## [Records for the exercise]
────────────────────────────────────────

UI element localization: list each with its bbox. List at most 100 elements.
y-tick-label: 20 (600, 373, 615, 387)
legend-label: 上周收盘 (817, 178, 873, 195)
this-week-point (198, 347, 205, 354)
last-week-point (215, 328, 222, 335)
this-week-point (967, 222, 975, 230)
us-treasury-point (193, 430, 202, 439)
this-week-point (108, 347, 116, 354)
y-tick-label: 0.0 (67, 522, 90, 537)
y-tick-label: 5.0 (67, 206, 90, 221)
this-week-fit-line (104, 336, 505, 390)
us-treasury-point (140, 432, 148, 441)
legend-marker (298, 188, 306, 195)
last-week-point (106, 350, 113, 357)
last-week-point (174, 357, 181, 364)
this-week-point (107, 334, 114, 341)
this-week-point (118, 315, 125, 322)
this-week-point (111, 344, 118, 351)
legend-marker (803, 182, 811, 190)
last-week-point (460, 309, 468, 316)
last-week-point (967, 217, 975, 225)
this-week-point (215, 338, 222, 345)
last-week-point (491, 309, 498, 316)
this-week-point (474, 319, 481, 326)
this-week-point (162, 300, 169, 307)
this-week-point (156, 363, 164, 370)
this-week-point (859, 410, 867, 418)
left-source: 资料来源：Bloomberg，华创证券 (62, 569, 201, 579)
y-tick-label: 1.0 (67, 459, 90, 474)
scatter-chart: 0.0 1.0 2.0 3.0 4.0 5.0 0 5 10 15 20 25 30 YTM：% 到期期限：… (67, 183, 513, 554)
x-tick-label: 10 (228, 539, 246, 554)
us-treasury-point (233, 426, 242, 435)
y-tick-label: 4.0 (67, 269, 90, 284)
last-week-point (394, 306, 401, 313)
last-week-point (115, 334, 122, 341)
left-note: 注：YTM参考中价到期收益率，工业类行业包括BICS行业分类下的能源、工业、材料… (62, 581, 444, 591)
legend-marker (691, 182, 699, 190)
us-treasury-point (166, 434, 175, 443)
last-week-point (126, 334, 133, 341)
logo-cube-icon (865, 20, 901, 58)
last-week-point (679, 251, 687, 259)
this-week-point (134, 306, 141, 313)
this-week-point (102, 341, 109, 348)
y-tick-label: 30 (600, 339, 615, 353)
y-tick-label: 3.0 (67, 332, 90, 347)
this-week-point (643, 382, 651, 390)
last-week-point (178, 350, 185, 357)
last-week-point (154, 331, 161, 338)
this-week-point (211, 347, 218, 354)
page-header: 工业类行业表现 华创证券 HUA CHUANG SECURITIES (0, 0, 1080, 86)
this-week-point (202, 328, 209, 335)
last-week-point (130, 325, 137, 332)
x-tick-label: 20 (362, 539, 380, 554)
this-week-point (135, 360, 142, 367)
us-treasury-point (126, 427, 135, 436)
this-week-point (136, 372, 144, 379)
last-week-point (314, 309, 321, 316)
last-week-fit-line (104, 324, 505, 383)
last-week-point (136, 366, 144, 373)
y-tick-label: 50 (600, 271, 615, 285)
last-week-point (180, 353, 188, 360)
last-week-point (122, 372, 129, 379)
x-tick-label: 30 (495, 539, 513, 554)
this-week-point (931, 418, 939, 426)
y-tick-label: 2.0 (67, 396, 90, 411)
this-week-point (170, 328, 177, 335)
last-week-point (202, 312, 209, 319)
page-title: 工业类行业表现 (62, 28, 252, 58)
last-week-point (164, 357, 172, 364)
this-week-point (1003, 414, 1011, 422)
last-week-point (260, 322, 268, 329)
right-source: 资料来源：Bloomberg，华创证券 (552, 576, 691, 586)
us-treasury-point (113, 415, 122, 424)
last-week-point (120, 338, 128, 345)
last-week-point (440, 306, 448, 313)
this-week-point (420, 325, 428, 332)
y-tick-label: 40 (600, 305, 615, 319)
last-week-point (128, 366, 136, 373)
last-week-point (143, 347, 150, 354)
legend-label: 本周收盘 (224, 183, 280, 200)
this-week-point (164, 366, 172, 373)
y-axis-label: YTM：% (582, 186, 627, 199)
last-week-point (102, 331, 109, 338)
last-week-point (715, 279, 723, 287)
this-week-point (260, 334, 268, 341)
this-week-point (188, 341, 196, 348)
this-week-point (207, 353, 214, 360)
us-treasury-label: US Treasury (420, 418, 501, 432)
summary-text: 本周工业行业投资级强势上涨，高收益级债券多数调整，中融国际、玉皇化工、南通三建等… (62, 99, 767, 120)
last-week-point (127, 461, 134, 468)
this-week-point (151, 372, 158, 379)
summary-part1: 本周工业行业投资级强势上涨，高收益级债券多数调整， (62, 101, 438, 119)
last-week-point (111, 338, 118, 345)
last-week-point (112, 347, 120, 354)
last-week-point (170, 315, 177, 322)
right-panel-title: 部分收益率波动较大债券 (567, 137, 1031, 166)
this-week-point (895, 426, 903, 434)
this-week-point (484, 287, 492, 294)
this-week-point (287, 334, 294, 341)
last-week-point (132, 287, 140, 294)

────────────────────────────────────────

## [Given problem]
Reproduce every line of the items above word for word, keeping their original order.

## [Problem solution]
UI element localization: list each with its bbox. List at most 100 elements.
y-tick-label: 20 (600, 373, 615, 387)
legend-label: 上周收盘 (817, 178, 873, 195)
this-week-point (198, 347, 205, 354)
last-week-point (215, 328, 222, 335)
this-week-point (967, 222, 975, 230)
us-treasury-point (193, 430, 202, 439)
this-week-point (108, 347, 116, 354)
y-tick-label: 0.0 (67, 522, 90, 537)
y-tick-label: 5.0 (67, 206, 90, 221)
this-week-fit-line (104, 336, 505, 390)
us-treasury-point (140, 432, 148, 441)
legend-marker (298, 188, 306, 195)
last-week-point (106, 350, 113, 357)
last-week-point (174, 357, 181, 364)
this-week-point (107, 334, 114, 341)
this-week-point (118, 315, 125, 322)
this-week-point (111, 344, 118, 351)
legend-marker (803, 182, 811, 190)
last-week-point (460, 309, 468, 316)
last-week-point (967, 217, 975, 225)
this-week-point (215, 338, 222, 345)
last-week-point (491, 309, 498, 316)
this-week-point (474, 319, 481, 326)
this-week-point (162, 300, 169, 307)
this-week-point (156, 363, 164, 370)
this-week-point (859, 410, 867, 418)
left-source: 资料来源：Bloomberg，华创证券 (62, 569, 201, 579)
y-tick-label: 1.0 (67, 459, 90, 474)
scatter-chart: 0.0 1.0 2.0 3.0 4.0 5.0 0 5 10 15 20 25 30 YTM：% 到期期限：… (67, 183, 513, 554)
x-tick-label: 10 (228, 539, 246, 554)
us-treasury-point (233, 426, 242, 435)
y-tick-label: 4.0 (67, 269, 90, 284)
last-week-point (394, 306, 401, 313)
last-week-point (115, 334, 122, 341)
left-note: 注：YTM参考中价到期收益率，工业类行业包括BICS行业分类下的能源、工业、材料… (62, 581, 444, 591)
legend-marker (691, 182, 699, 190)
us-treasury-point (166, 434, 175, 443)
last-week-point (126, 334, 133, 341)
logo-cube-icon (865, 20, 901, 58)
last-week-point (679, 251, 687, 259)
this-week-point (134, 306, 141, 313)
this-week-point (102, 341, 109, 348)
y-tick-label: 30 (600, 339, 615, 353)
y-tick-label: 3.0 (67, 332, 90, 347)
this-week-point (643, 382, 651, 390)
last-week-point (178, 350, 185, 357)
last-week-point (154, 331, 161, 338)
this-week-point (211, 347, 218, 354)
page-header: 工业类行业表现 华创证券 HUA CHUANG SECURITIES (0, 0, 1080, 86)
this-week-point (202, 328, 209, 335)
last-week-point (130, 325, 137, 332)
x-tick-label: 20 (362, 539, 380, 554)
this-week-point (135, 360, 142, 367)
us-treasury-point (126, 427, 135, 436)
this-week-point (136, 372, 144, 379)
last-week-point (314, 309, 321, 316)
last-week-fit-line (104, 324, 505, 383)
last-week-point (136, 366, 144, 373)
y-tick-label: 50 (600, 271, 615, 285)
last-week-point (180, 353, 188, 360)
last-week-point (122, 372, 129, 379)
x-tick-label: 30 (495, 539, 513, 554)
this-week-point (931, 418, 939, 426)
y-tick-label: 2.0 (67, 396, 90, 411)
this-week-point (170, 328, 177, 335)
last-week-point (202, 312, 209, 319)
page-title: 工业类行业表现 (62, 28, 252, 58)
last-week-point (164, 357, 172, 364)
this-week-point (1003, 414, 1011, 422)
last-week-point (260, 322, 268, 329)
right-source: 资料来源：Bloomberg，华创证券 (552, 576, 691, 586)
us-treasury-point (113, 415, 122, 424)
last-week-point (120, 338, 128, 345)
last-week-point (440, 306, 448, 313)
this-week-point (420, 325, 428, 332)
y-tick-label: 40 (600, 305, 615, 319)
last-week-point (128, 366, 136, 373)
last-week-point (143, 347, 150, 354)
legend-label: 本周收盘 (224, 183, 280, 200)
this-week-point (164, 366, 172, 373)
y-axis-label: YTM：% (582, 186, 627, 199)
last-week-point (102, 331, 109, 338)
last-week-point (715, 279, 723, 287)
this-week-point (260, 334, 268, 341)
this-week-point (188, 341, 196, 348)
this-week-point (207, 353, 214, 360)
us-treasury-label: US Treasury (420, 418, 501, 432)
summary-text: 本周工业行业投资级强势上涨，高收益级债券多数调整，中融国际、玉皇化工、南通三建等… (62, 99, 767, 120)
last-week-point (127, 461, 134, 468)
this-week-point (151, 372, 158, 379)
summary-part1: 本周工业行业投资级强势上涨，高收益级债券多数调整， (62, 101, 438, 119)
last-week-point (111, 338, 118, 345)
last-week-point (112, 347, 120, 354)
last-week-point (170, 315, 177, 322)
right-panel-title: 部分收益率波动较大债券 (567, 137, 1031, 166)
this-week-point (895, 426, 903, 434)
this-week-point (484, 287, 492, 294)
this-week-point (287, 334, 294, 341)
last-week-point (132, 287, 140, 294)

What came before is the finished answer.